__What to work on__
Extract the text of every entry below exactly; leave images out.

↓↓↓

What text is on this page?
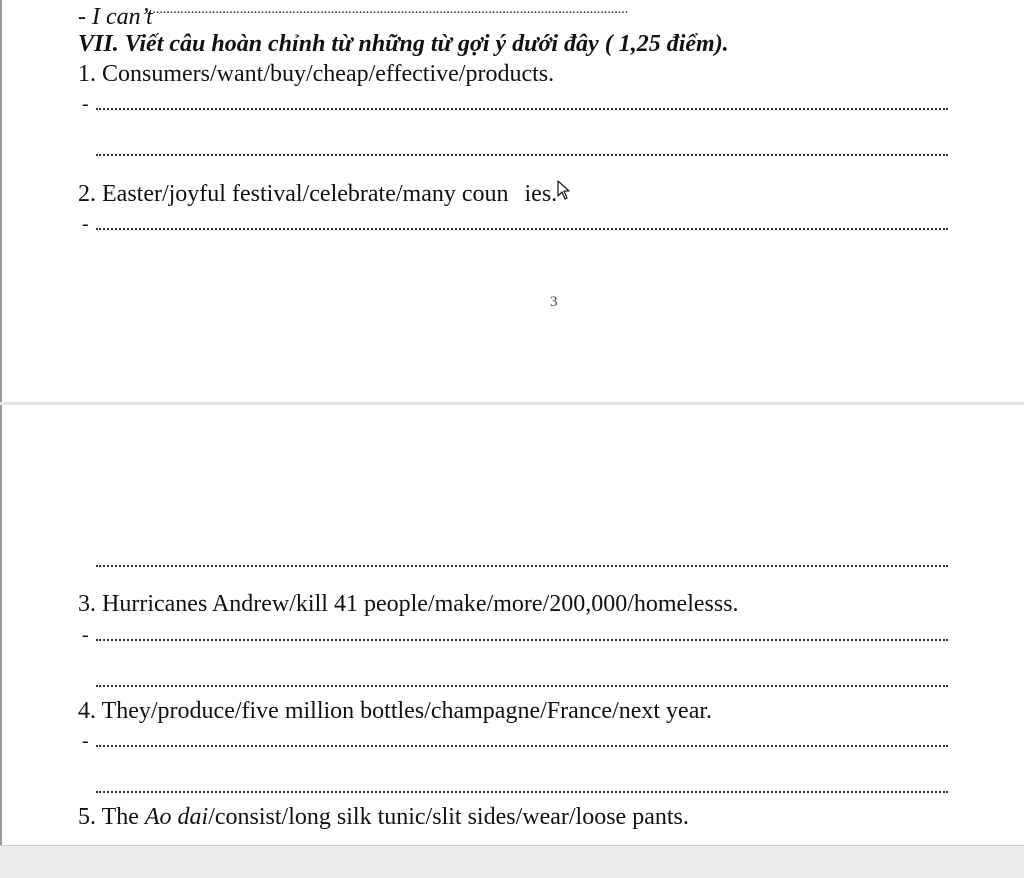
- I can’t........................................................................................................................................
VII. Viết câu hoàn chỉnh từ những từ gợi ý dưới đây ( 1,25 điểm).
1. Consumers/want/buy/cheap/effective/products.
-
2. Easter/joyful festival/celebrate/many coun ies.
-
3
3. Hurricanes Andrew/kill 41 people/make/more/200,000/homelesss.
-
4. They/produce/five million bottles/champagne/France/next year.
-
5. The Ao dai/consist/long silk tunic/slit sides/wear/loose pants.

↑↑↑

__Solution__
What text is on this page?
- I can’t........................................................................................................................................
VII. Viết câu hoàn chỉnh từ những từ gợi ý dưới đây ( 1,25 điểm).
1. Consumers/want/buy/cheap/effective/products.
-
2. Easter/joyful festival/celebrate/many coun ies.
-
3
3. Hurricanes Andrew/kill 41 people/make/more/200,000/homelesss.
-
4. They/produce/five million bottles/champagne/France/next year.
-
5. The Ao dai/consist/long silk tunic/slit sides/wear/loose pants.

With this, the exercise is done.